BEGIN Supplied information
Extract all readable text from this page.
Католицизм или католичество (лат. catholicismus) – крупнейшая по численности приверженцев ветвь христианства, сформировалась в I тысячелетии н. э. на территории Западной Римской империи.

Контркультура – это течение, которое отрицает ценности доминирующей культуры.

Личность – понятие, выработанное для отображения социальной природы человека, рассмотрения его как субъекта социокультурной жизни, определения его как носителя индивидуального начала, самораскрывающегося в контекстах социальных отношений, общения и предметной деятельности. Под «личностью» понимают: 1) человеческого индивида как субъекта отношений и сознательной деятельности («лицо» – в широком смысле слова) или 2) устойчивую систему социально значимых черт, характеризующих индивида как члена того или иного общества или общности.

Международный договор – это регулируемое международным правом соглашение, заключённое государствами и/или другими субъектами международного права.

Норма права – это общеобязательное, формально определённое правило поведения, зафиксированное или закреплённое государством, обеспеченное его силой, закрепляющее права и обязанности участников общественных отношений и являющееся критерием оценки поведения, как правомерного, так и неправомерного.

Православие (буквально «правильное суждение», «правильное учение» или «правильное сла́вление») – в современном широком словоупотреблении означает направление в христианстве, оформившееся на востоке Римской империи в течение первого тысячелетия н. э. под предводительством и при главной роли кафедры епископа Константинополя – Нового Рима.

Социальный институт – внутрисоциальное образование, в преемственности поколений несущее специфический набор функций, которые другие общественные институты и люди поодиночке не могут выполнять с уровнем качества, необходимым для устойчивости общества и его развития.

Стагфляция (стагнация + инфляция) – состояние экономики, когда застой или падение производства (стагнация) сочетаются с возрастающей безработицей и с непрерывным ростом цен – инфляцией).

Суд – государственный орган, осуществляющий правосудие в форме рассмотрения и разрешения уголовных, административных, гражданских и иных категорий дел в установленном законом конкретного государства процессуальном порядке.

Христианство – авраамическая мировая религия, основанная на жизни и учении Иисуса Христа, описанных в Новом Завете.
END Supplied information
BEGIN Supplied information
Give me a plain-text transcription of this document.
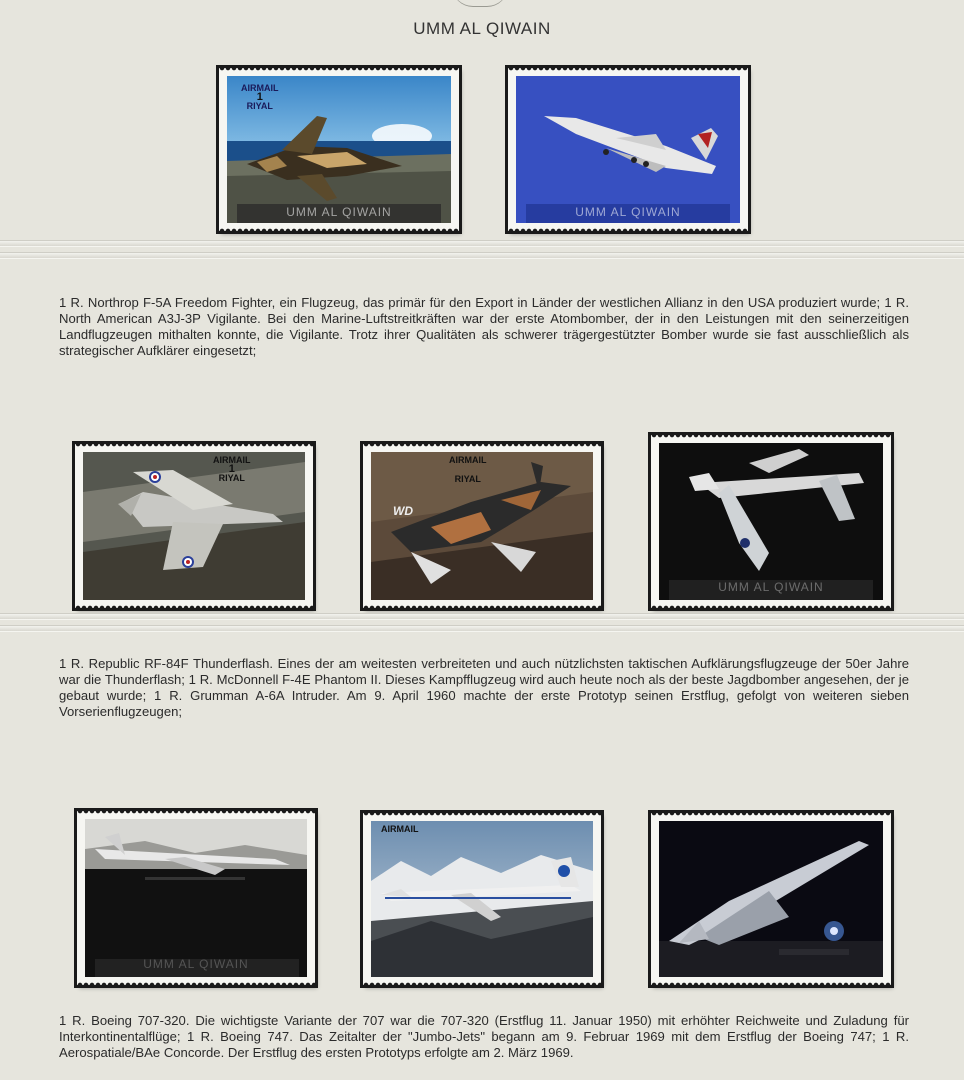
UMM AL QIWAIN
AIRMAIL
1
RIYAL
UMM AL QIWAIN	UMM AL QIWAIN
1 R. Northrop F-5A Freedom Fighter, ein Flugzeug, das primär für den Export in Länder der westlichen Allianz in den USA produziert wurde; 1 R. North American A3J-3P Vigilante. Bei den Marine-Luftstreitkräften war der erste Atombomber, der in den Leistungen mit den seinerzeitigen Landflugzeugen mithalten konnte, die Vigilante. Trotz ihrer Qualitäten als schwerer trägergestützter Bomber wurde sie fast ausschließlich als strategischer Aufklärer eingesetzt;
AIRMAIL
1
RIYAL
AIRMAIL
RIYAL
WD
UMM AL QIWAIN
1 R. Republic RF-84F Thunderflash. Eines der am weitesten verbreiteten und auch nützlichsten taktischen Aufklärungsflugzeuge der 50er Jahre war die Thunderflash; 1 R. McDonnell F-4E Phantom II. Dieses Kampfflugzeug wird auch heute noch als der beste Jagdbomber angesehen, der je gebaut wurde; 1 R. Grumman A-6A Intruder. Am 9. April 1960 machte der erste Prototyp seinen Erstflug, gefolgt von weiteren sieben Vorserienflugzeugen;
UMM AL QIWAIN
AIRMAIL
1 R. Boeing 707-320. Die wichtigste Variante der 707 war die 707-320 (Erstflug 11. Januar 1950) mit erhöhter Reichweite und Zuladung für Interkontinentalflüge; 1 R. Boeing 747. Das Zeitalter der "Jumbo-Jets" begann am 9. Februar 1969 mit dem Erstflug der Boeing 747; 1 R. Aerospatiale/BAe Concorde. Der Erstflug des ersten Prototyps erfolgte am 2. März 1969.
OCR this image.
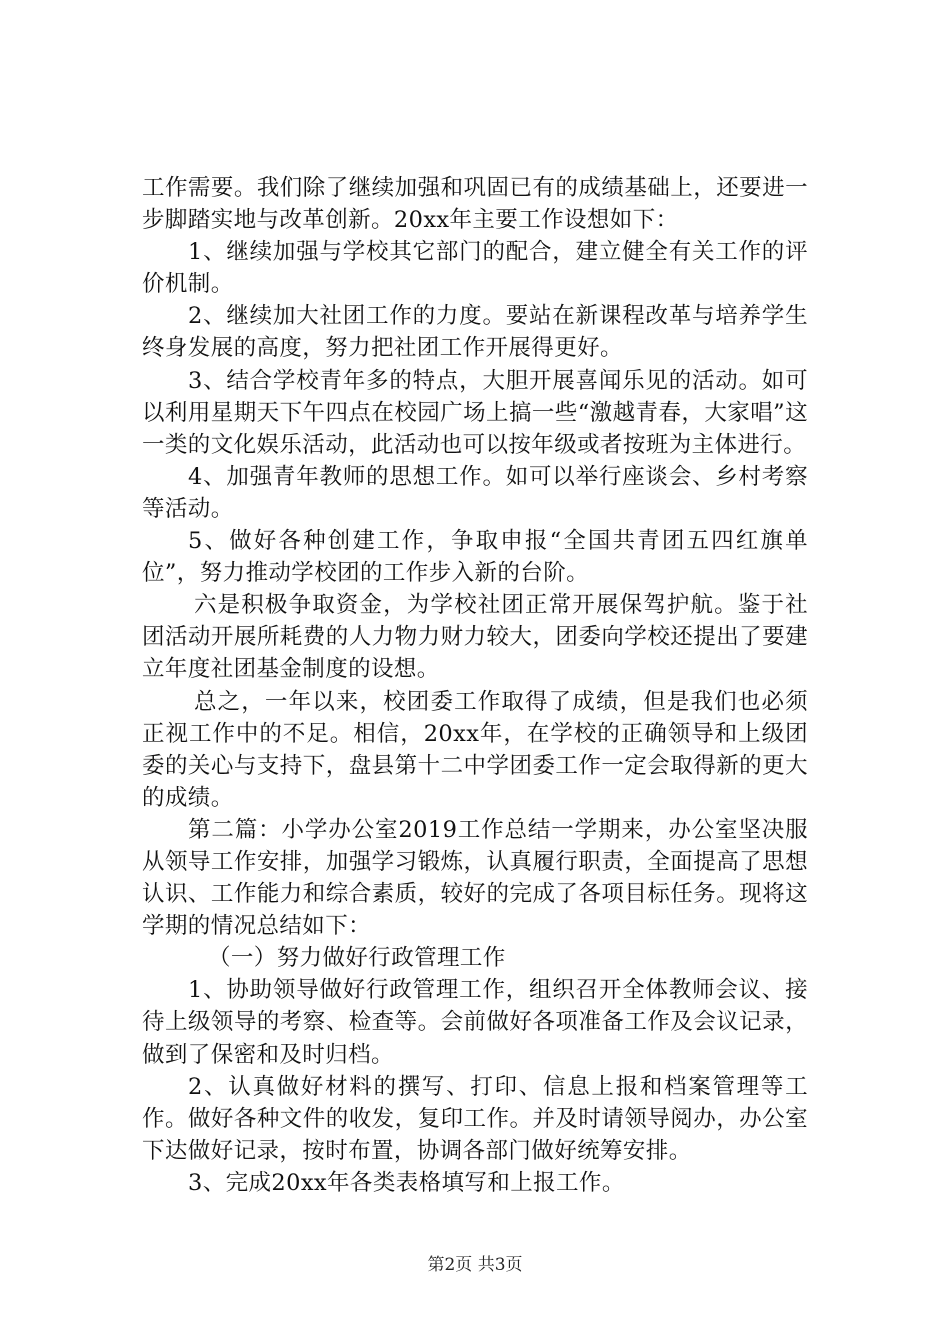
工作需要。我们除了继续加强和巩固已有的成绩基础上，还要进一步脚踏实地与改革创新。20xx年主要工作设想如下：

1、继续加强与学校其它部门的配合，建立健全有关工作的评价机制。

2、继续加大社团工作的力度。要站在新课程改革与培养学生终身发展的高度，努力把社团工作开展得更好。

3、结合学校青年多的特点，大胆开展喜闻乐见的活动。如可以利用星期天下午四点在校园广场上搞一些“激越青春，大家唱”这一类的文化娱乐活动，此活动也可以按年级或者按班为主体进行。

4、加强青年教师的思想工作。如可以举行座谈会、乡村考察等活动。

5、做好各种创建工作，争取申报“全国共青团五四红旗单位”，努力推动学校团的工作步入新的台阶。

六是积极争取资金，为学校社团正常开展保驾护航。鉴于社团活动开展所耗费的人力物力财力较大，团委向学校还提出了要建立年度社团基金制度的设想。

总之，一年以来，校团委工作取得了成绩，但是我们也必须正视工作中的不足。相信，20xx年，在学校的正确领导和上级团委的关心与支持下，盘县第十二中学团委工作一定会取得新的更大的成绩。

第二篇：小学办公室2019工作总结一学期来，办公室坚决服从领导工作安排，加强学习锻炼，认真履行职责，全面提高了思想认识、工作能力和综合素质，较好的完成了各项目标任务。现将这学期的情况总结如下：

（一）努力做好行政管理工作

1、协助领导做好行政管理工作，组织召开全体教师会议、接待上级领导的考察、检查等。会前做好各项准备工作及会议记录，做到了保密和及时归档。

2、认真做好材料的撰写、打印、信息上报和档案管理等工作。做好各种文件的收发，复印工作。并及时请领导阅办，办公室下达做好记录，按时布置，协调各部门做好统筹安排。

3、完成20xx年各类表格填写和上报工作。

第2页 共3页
END Supplied information
### Task goal
Search the records for the string "this" and return every line in which it occurs.

### Written solution
Extract all readable text from this page.
Give me a plain-text transcription of this document.
OCR this image.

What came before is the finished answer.